_Problem to solve_
Leave the pictures out. Return all other data exactly.
*****
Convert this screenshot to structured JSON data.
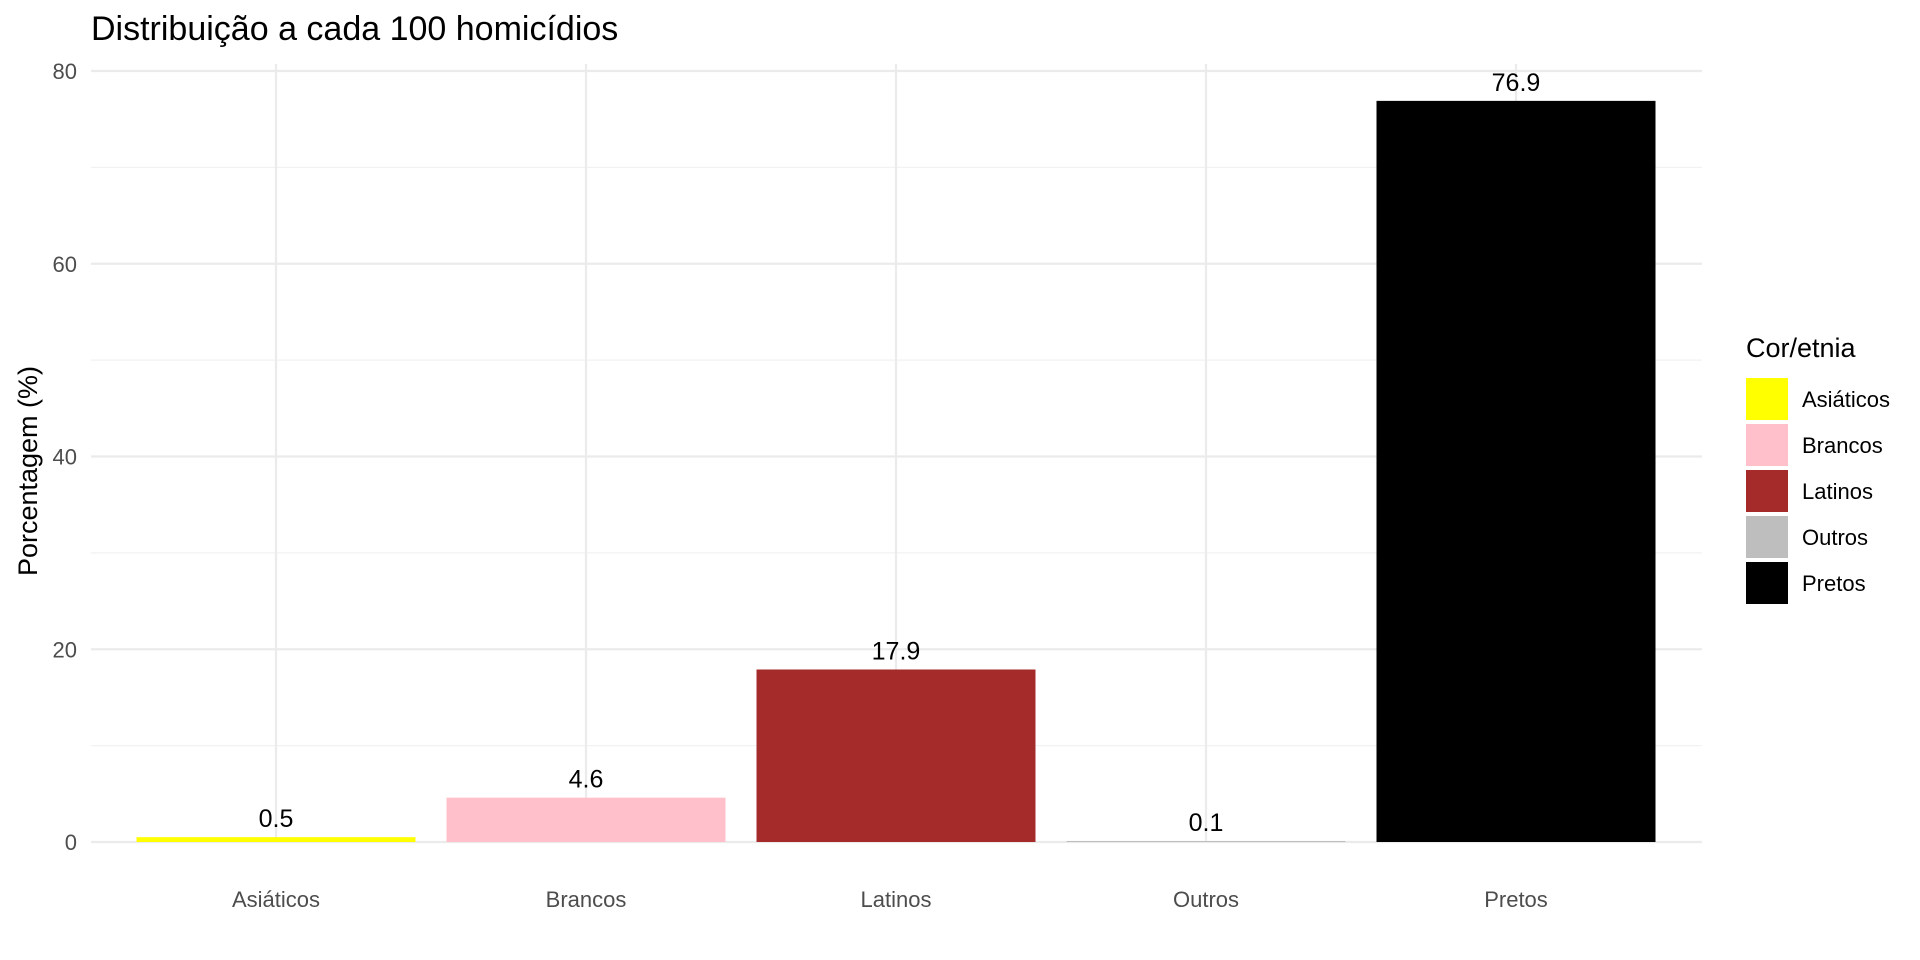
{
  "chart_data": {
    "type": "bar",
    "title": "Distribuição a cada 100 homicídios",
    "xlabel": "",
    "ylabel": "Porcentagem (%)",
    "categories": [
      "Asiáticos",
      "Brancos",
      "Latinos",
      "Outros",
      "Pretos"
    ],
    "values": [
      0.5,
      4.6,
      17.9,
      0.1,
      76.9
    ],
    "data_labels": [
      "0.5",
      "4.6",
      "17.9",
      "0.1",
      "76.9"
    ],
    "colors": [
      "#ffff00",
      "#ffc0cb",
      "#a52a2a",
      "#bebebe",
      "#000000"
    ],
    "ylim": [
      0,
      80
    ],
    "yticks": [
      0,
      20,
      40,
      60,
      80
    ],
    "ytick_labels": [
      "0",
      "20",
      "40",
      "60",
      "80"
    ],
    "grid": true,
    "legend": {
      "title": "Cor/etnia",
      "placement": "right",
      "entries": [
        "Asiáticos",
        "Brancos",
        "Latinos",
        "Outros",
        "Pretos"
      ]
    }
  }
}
*****
_Correct answer_
Convert this screenshot to structured JSON data.
{
  "chart_data": {
    "type": "bar",
    "title": "Distribuição a cada 100 homicídios",
    "xlabel": "",
    "ylabel": "Porcentagem (%)",
    "categories": [
      "Asiáticos",
      "Brancos",
      "Latinos",
      "Outros",
      "Pretos"
    ],
    "values": [
      0.5,
      4.6,
      17.9,
      0.1,
      76.9
    ],
    "data_labels": [
      "0.5",
      "4.6",
      "17.9",
      "0.1",
      "76.9"
    ],
    "colors": [
      "#ffff00",
      "#ffc0cb",
      "#a52a2a",
      "#bebebe",
      "#000000"
    ],
    "ylim": [
      0,
      80
    ],
    "yticks": [
      0,
      20,
      40,
      60,
      80
    ],
    "ytick_labels": [
      "0",
      "20",
      "40",
      "60",
      "80"
    ],
    "grid": true,
    "legend": {
      "title": "Cor/etnia",
      "placement": "right",
      "entries": [
        "Asiáticos",
        "Brancos",
        "Latinos",
        "Outros",
        "Pretos"
      ]
    }
  }
}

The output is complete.